■ **EXERCISE DETAILS**: Output the data below in full, byte for byte. Nothing may differ.

------ DATA RECORDS ------

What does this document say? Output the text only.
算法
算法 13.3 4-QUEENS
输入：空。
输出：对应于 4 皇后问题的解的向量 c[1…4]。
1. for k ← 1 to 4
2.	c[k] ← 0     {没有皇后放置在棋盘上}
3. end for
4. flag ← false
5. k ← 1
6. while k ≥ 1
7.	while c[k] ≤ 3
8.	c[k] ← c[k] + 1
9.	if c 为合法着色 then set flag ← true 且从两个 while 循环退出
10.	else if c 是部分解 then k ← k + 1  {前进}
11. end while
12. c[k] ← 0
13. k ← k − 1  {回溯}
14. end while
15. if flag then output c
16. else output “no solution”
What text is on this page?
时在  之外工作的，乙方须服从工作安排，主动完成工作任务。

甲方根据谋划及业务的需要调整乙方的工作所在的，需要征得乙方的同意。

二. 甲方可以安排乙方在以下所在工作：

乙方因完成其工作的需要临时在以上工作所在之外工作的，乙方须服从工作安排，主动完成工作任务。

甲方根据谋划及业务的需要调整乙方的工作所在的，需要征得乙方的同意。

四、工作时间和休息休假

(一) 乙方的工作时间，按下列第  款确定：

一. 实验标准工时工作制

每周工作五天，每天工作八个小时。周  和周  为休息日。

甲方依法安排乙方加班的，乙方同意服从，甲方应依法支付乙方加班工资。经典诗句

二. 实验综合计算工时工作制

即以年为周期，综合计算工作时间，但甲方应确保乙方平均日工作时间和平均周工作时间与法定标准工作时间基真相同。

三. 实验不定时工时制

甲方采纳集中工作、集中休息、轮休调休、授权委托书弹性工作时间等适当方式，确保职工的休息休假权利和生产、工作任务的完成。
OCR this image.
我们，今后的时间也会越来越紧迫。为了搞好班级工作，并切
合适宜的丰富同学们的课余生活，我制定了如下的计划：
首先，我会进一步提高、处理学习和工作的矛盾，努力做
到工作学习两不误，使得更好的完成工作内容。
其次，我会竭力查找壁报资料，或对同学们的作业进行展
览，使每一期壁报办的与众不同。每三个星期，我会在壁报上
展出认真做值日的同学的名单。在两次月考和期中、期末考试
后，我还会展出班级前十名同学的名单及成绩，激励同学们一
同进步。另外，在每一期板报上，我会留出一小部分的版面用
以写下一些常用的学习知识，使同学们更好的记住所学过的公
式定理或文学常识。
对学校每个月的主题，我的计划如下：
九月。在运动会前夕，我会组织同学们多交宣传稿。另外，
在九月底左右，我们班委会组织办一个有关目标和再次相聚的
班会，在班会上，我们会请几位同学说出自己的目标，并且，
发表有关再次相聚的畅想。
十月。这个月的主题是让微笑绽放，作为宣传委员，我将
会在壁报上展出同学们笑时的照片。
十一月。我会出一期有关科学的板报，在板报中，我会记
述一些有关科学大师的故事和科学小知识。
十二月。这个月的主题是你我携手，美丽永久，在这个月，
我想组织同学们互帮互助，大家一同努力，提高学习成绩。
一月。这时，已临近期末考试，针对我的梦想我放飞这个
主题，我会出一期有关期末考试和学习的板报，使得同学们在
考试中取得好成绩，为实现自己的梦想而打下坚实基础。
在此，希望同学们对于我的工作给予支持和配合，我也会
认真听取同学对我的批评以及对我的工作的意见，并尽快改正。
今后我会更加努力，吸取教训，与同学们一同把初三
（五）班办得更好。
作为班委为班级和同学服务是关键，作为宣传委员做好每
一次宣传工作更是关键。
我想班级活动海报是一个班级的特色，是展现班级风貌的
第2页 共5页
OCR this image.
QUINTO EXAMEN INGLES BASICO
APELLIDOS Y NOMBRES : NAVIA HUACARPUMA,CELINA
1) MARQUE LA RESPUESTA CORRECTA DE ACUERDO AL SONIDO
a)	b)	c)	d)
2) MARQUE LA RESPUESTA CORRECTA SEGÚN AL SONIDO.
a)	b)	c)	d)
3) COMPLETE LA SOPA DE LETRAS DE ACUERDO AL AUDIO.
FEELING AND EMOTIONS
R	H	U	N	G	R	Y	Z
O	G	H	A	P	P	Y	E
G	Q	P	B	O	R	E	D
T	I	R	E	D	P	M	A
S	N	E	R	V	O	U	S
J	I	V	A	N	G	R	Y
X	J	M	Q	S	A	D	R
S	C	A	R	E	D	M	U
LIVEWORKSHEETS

------

■ **FULL OUTPUT**:
What does this document say? Output the text only.
算法
算法 13.3 4-QUEENS
输入：空。
输出：对应于 4 皇后问题的解的向量 c[1…4]。
1. for k ← 1 to 4
2.	c[k] ← 0     {没有皇后放置在棋盘上}
3. end for
4. flag ← false
5. k ← 1
6. while k ≥ 1
7.	while c[k] ≤ 3
8.	c[k] ← c[k] + 1
9.	if c 为合法着色 then set flag ← true 且从两个 while 循环退出
10.	else if c 是部分解 then k ← k + 1  {前进}
11. end while
12. c[k] ← 0
13. k ← k − 1  {回溯}
14. end while
15. if flag then output c
16. else output “no solution”
What text is on this page?
时在  之外工作的，乙方须服从工作安排，主动完成工作任务。

甲方根据谋划及业务的需要调整乙方的工作所在的，需要征得乙方的同意。

二. 甲方可以安排乙方在以下所在工作：

乙方因完成其工作的需要临时在以上工作所在之外工作的，乙方须服从工作安排，主动完成工作任务。

甲方根据谋划及业务的需要调整乙方的工作所在的，需要征得乙方的同意。

四、工作时间和休息休假

(一) 乙方的工作时间，按下列第  款确定：

一. 实验标准工时工作制

每周工作五天，每天工作八个小时。周  和周  为休息日。

甲方依法安排乙方加班的，乙方同意服从，甲方应依法支付乙方加班工资。经典诗句

二. 实验综合计算工时工作制

即以年为周期，综合计算工作时间，但甲方应确保乙方平均日工作时间和平均周工作时间与法定标准工作时间基真相同。

三. 实验不定时工时制

甲方采纳集中工作、集中休息、轮休调休、授权委托书弹性工作时间等适当方式，确保职工的休息休假权利和生产、工作任务的完成。
OCR this image.
我们，今后的时间也会越来越紧迫。为了搞好班级工作，并切
合适宜的丰富同学们的课余生活，我制定了如下的计划：
首先，我会进一步提高、处理学习和工作的矛盾，努力做
到工作学习两不误，使得更好的完成工作内容。
其次，我会竭力查找壁报资料，或对同学们的作业进行展
览，使每一期壁报办的与众不同。每三个星期，我会在壁报上
展出认真做值日的同学的名单。在两次月考和期中、期末考试
后，我还会展出班级前十名同学的名单及成绩，激励同学们一
同进步。另外，在每一期板报上，我会留出一小部分的版面用
以写下一些常用的学习知识，使同学们更好的记住所学过的公
式定理或文学常识。
对学校每个月的主题，我的计划如下：
九月。在运动会前夕，我会组织同学们多交宣传稿。另外，
在九月底左右，我们班委会组织办一个有关目标和再次相聚的
班会，在班会上，我们会请几位同学说出自己的目标，并且，
发表有关再次相聚的畅想。
十月。这个月的主题是让微笑绽放，作为宣传委员，我将
会在壁报上展出同学们笑时的照片。
十一月。我会出一期有关科学的板报，在板报中，我会记
述一些有关科学大师的故事和科学小知识。
十二月。这个月的主题是你我携手，美丽永久，在这个月，
我想组织同学们互帮互助，大家一同努力，提高学习成绩。
一月。这时，已临近期末考试，针对我的梦想我放飞这个
主题，我会出一期有关期末考试和学习的板报，使得同学们在
考试中取得好成绩，为实现自己的梦想而打下坚实基础。
在此，希望同学们对于我的工作给予支持和配合，我也会
认真听取同学对我的批评以及对我的工作的意见，并尽快改正。
今后我会更加努力，吸取教训，与同学们一同把初三
（五）班办得更好。
作为班委为班级和同学服务是关键，作为宣传委员做好每
一次宣传工作更是关键。
我想班级活动海报是一个班级的特色，是展现班级风貌的
第2页 共5页
OCR this image.
QUINTO EXAMEN INGLES BASICO
APELLIDOS Y NOMBRES : NAVIA HUACARPUMA,CELINA
1) MARQUE LA RESPUESTA CORRECTA DE ACUERDO AL SONIDO
a)	b)	c)	d)
2) MARQUE LA RESPUESTA CORRECTA SEGÚN AL SONIDO.
a)	b)	c)	d)
3) COMPLETE LA SOPA DE LETRAS DE ACUERDO AL AUDIO.
FEELING AND EMOTIONS
R	H	U	N	G	R	Y	Z
O	G	H	A	P	P	Y	E
G	Q	P	B	O	R	E	D
T	I	R	E	D	P	M	A
S	N	E	R	V	O	U	S
J	I	V	A	N	G	R	Y
X	J	M	Q	S	A	D	R
S	C	A	R	E	D	M	U
LIVEWORKSHEETS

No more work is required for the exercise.